Set problem:
Extract the complete listing and output it unchanged.

____ Material for this exercise

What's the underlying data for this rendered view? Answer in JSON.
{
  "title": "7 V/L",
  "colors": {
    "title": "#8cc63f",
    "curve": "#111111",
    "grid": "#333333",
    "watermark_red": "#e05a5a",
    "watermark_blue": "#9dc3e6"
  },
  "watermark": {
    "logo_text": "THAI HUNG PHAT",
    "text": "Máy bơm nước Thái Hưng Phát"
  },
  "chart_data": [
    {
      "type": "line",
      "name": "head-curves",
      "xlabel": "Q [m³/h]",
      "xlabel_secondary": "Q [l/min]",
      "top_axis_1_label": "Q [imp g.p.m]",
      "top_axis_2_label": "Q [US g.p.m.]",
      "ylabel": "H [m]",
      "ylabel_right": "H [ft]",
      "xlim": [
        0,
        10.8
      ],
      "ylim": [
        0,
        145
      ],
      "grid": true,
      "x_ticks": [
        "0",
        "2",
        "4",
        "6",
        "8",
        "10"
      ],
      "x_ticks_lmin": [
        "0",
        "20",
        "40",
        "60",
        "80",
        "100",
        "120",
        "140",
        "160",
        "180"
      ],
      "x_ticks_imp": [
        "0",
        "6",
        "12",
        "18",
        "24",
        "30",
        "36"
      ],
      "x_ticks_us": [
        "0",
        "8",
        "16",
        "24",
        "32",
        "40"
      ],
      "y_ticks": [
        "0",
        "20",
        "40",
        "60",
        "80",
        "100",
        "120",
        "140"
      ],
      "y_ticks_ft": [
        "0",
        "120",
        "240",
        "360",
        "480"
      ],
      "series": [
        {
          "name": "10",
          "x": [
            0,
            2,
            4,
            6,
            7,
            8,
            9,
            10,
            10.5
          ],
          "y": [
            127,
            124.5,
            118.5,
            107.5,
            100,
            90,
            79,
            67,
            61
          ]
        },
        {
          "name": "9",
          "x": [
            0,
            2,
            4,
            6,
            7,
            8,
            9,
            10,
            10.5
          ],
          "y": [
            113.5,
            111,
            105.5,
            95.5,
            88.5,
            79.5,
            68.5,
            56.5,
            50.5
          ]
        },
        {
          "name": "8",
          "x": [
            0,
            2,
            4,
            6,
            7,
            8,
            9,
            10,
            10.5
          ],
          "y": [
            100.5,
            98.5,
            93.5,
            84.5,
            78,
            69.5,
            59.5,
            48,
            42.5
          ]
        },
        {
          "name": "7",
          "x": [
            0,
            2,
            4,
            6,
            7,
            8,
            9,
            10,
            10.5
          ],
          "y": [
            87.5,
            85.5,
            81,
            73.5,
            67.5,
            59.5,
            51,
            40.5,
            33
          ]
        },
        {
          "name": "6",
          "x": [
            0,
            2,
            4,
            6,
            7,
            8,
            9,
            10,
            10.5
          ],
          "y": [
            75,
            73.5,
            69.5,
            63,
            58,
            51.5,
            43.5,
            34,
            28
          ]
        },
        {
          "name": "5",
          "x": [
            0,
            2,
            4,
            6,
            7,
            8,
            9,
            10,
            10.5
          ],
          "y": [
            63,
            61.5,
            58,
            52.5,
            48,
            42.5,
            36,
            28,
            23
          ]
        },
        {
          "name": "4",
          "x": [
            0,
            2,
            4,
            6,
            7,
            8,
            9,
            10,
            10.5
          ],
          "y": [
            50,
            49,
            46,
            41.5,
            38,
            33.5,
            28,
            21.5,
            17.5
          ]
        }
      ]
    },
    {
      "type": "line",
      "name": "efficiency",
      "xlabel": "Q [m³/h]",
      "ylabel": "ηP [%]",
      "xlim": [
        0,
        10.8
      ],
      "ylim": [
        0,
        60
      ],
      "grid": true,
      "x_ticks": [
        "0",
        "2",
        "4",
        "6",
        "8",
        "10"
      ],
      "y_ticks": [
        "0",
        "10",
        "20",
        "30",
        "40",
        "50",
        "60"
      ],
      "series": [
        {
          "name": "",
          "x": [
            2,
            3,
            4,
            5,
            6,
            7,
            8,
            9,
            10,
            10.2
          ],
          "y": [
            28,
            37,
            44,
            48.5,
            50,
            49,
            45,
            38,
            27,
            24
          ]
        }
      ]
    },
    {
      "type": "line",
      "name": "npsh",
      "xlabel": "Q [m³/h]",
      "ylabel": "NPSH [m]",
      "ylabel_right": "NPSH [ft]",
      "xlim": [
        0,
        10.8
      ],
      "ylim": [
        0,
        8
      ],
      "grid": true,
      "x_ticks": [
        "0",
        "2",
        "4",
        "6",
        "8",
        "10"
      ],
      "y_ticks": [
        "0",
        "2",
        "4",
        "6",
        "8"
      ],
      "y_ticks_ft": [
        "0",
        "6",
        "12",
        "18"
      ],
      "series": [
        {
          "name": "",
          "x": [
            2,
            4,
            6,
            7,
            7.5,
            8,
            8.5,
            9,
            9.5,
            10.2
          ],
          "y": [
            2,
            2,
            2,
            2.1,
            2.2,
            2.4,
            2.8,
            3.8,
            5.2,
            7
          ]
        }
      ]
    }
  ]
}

________

Final answer:
What's the underlying data for this rendered view? Answer in JSON.
{
  "title": "7 V/L",
  "colors": {
    "title": "#8cc63f",
    "curve": "#111111",
    "grid": "#333333",
    "watermark_red": "#e05a5a",
    "watermark_blue": "#9dc3e6"
  },
  "watermark": {
    "logo_text": "THAI HUNG PHAT",
    "text": "Máy bơm nước Thái Hưng Phát"
  },
  "chart_data": [
    {
      "type": "line",
      "name": "head-curves",
      "xlabel": "Q [m³/h]",
      "xlabel_secondary": "Q [l/min]",
      "top_axis_1_label": "Q [imp g.p.m]",
      "top_axis_2_label": "Q [US g.p.m.]",
      "ylabel": "H [m]",
      "ylabel_right": "H [ft]",
      "xlim": [
        0,
        10.8
      ],
      "ylim": [
        0,
        145
      ],
      "grid": true,
      "x_ticks": [
        "0",
        "2",
        "4",
        "6",
        "8",
        "10"
      ],
      "x_ticks_lmin": [
        "0",
        "20",
        "40",
        "60",
        "80",
        "100",
        "120",
        "140",
        "160",
        "180"
      ],
      "x_ticks_imp": [
        "0",
        "6",
        "12",
        "18",
        "24",
        "30",
        "36"
      ],
      "x_ticks_us": [
        "0",
        "8",
        "16",
        "24",
        "32",
        "40"
      ],
      "y_ticks": [
        "0",
        "20",
        "40",
        "60",
        "80",
        "100",
        "120",
        "140"
      ],
      "y_ticks_ft": [
        "0",
        "120",
        "240",
        "360",
        "480"
      ],
      "series": [
        {
          "name": "10",
          "x": [
            0,
            2,
            4,
            6,
            7,
            8,
            9,
            10,
            10.5
          ],
          "y": [
            127,
            124.5,
            118.5,
            107.5,
            100,
            90,
            79,
            67,
            61
          ]
        },
        {
          "name": "9",
          "x": [
            0,
            2,
            4,
            6,
            7,
            8,
            9,
            10,
            10.5
          ],
          "y": [
            113.5,
            111,
            105.5,
            95.5,
            88.5,
            79.5,
            68.5,
            56.5,
            50.5
          ]
        },
        {
          "name": "8",
          "x": [
            0,
            2,
            4,
            6,
            7,
            8,
            9,
            10,
            10.5
          ],
          "y": [
            100.5,
            98.5,
            93.5,
            84.5,
            78,
            69.5,
            59.5,
            48,
            42.5
          ]
        },
        {
          "name": "7",
          "x": [
            0,
            2,
            4,
            6,
            7,
            8,
            9,
            10,
            10.5
          ],
          "y": [
            87.5,
            85.5,
            81,
            73.5,
            67.5,
            59.5,
            51,
            40.5,
            33
          ]
        },
        {
          "name": "6",
          "x": [
            0,
            2,
            4,
            6,
            7,
            8,
            9,
            10,
            10.5
          ],
          "y": [
            75,
            73.5,
            69.5,
            63,
            58,
            51.5,
            43.5,
            34,
            28
          ]
        },
        {
          "name": "5",
          "x": [
            0,
            2,
            4,
            6,
            7,
            8,
            9,
            10,
            10.5
          ],
          "y": [
            63,
            61.5,
            58,
            52.5,
            48,
            42.5,
            36,
            28,
            23
          ]
        },
        {
          "name": "4",
          "x": [
            0,
            2,
            4,
            6,
            7,
            8,
            9,
            10,
            10.5
          ],
          "y": [
            50,
            49,
            46,
            41.5,
            38,
            33.5,
            28,
            21.5,
            17.5
          ]
        }
      ]
    },
    {
      "type": "line",
      "name": "efficiency",
      "xlabel": "Q [m³/h]",
      "ylabel": "ηP [%]",
      "xlim": [
        0,
        10.8
      ],
      "ylim": [
        0,
        60
      ],
      "grid": true,
      "x_ticks": [
        "0",
        "2",
        "4",
        "6",
        "8",
        "10"
      ],
      "y_ticks": [
        "0",
        "10",
        "20",
        "30",
        "40",
        "50",
        "60"
      ],
      "series": [
        {
          "name": "",
          "x": [
            2,
            3,
            4,
            5,
            6,
            7,
            8,
            9,
            10,
            10.2
          ],
          "y": [
            28,
            37,
            44,
            48.5,
            50,
            49,
            45,
            38,
            27,
            24
          ]
        }
      ]
    },
    {
      "type": "line",
      "name": "npsh",
      "xlabel": "Q [m³/h]",
      "ylabel": "NPSH [m]",
      "ylabel_right": "NPSH [ft]",
      "xlim": [
        0,
        10.8
      ],
      "ylim": [
        0,
        8
      ],
      "grid": true,
      "x_ticks": [
        "0",
        "2",
        "4",
        "6",
        "8",
        "10"
      ],
      "y_ticks": [
        "0",
        "2",
        "4",
        "6",
        "8"
      ],
      "y_ticks_ft": [
        "0",
        "6",
        "12",
        "18"
      ],
      "series": [
        {
          "name": "",
          "x": [
            2,
            4,
            6,
            7,
            7.5,
            8,
            8.5,
            9,
            9.5,
            10.2
          ],
          "y": [
            2,
            2,
            2,
            2.1,
            2.2,
            2.4,
            2.8,
            3.8,
            5.2,
            7
          ]
        }
      ]
    }
  ]
}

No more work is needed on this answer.